**YOUR INSTRUCTIONS**
Find how many lines in the data below mention "book". Give the number only.

— start of INPUT FOR THIS TASK —

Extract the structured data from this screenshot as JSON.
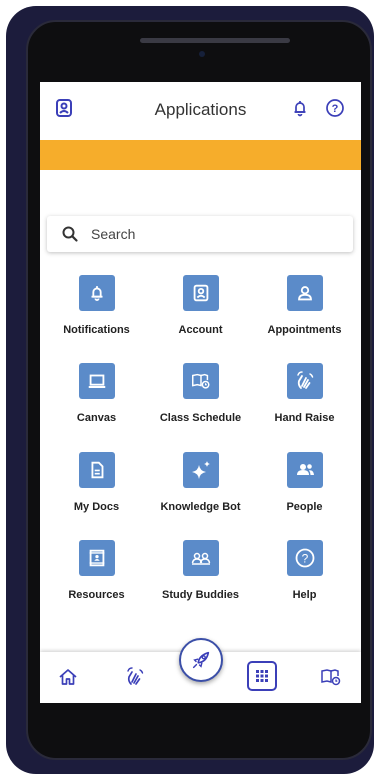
{
  "header": {
    "title": "Applications",
    "left_icon": "account-icon",
    "right_icons": [
      "bell-icon",
      "help-icon"
    ]
  },
  "banner": {
    "color": "#f6ad2b"
  },
  "search": {
    "placeholder": "Search"
  },
  "tiles": [
    {
      "label": "Notifications",
      "icon": "bell-icon"
    },
    {
      "label": "Account",
      "icon": "account-icon"
    },
    {
      "label": "Appointments",
      "icon": "person-icon"
    },
    {
      "label": "Canvas",
      "icon": "laptop-icon"
    },
    {
      "label": "Class Schedule",
      "icon": "book-clock-icon"
    },
    {
      "label": "Hand Raise",
      "icon": "hand-icon"
    },
    {
      "label": "My Docs",
      "icon": "document-icon"
    },
    {
      "label": "Knowledge Bot",
      "icon": "sparkle-icon"
    },
    {
      "label": "People",
      "icon": "people-icon"
    },
    {
      "label": "Resources",
      "icon": "contact-book-icon"
    },
    {
      "label": "Study Buddies",
      "icon": "study-buddies-icon"
    },
    {
      "label": "Help",
      "icon": "help-icon"
    }
  ],
  "bottom_nav": [
    "home-icon",
    "hand-icon",
    "rocket-icon",
    "apps-grid-icon",
    "book-clock-icon"
  ],
  "colors": {
    "tile": "#5b8bc9",
    "accent": "#3b3fb8",
    "banner": "#f6ad2b"
  }
}
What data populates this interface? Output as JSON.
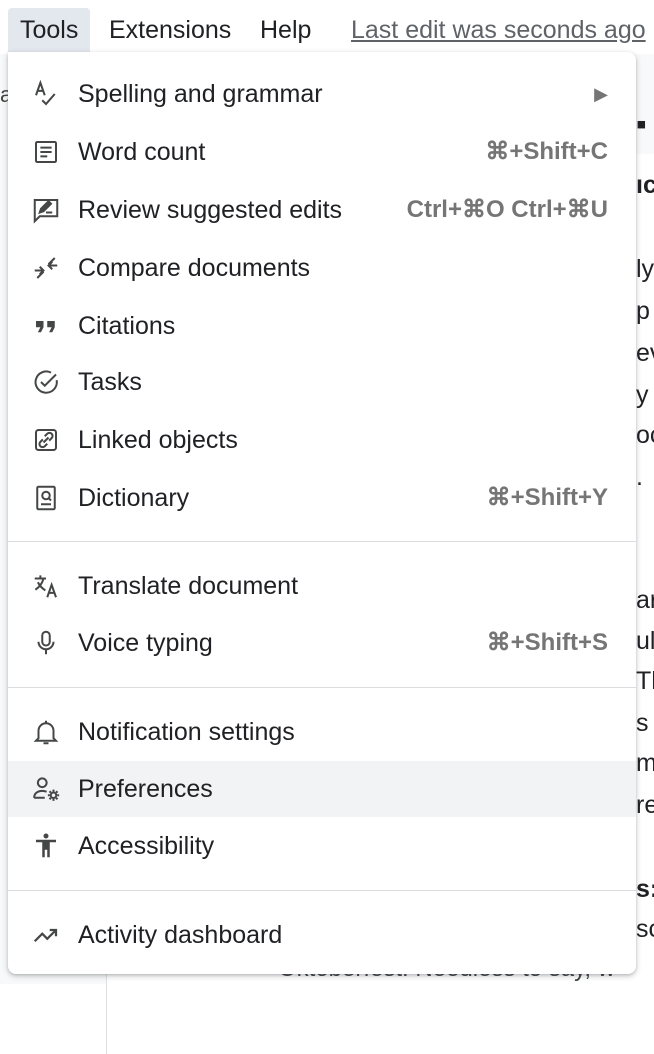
{
  "menubar": {
    "tools": "Tools",
    "extensions": "Extensions",
    "help": "Help",
    "last_edit": "Last edit was seconds ago"
  },
  "menu": {
    "items": [
      {
        "label": "Spelling and grammar",
        "shortcut": "",
        "icon": "spellcheck-icon",
        "submenu": true
      },
      {
        "label": "Word count",
        "shortcut": "⌘+Shift+C",
        "icon": "word-count-icon"
      },
      {
        "label": "Review suggested edits",
        "shortcut": "Ctrl+⌘O Ctrl+⌘U",
        "icon": "rate-review-icon"
      },
      {
        "label": "Compare documents",
        "shortcut": "",
        "icon": "compare-icon"
      },
      {
        "label": "Citations",
        "shortcut": "",
        "icon": "quote-icon"
      },
      {
        "label": "Tasks",
        "shortcut": "",
        "icon": "check-circle-icon"
      },
      {
        "label": "Linked objects",
        "shortcut": "",
        "icon": "link-icon"
      },
      {
        "label": "Dictionary",
        "shortcut": "⌘+Shift+Y",
        "icon": "book-search-icon"
      },
      {
        "label": "Translate document",
        "shortcut": "",
        "icon": "translate-icon"
      },
      {
        "label": "Voice typing",
        "shortcut": "⌘+Shift+S",
        "icon": "microphone-icon"
      },
      {
        "label": "Notification settings",
        "shortcut": "",
        "icon": "bell-icon"
      },
      {
        "label": "Preferences",
        "shortcut": "",
        "icon": "person-gear-icon",
        "highlighted": true
      },
      {
        "label": "Accessibility",
        "shortcut": "",
        "icon": "accessibility-icon"
      },
      {
        "label": "Activity dashboard",
        "shortcut": "",
        "icon": "trending-up-icon"
      }
    ],
    "submenu_arrow": "▶"
  },
  "doc_fragments": {
    "f1": "ıc",
    "f2": "ly",
    "f3": " p",
    "f4": "ev",
    "f5": " y",
    "f6": "oc",
    "f7": ".",
    "f8": "ar",
    "f9": "ul",
    "f10": "Th",
    "f11": " s",
    "f12": "m",
    "f13": "re",
    "f14": "s:",
    "f15": "sc",
    "left": "al",
    "bottom": "Oktoberfest. Needless to say, w"
  },
  "colors": {
    "menubar_active_bg": "#e3e7ee",
    "highlight_bg": "#f1f3f4",
    "shortcut_text": "#757575",
    "separator": "#dadce0"
  }
}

— end of INPUT FOR THIS TASK —

**RESULT FOR THIS TASK**
4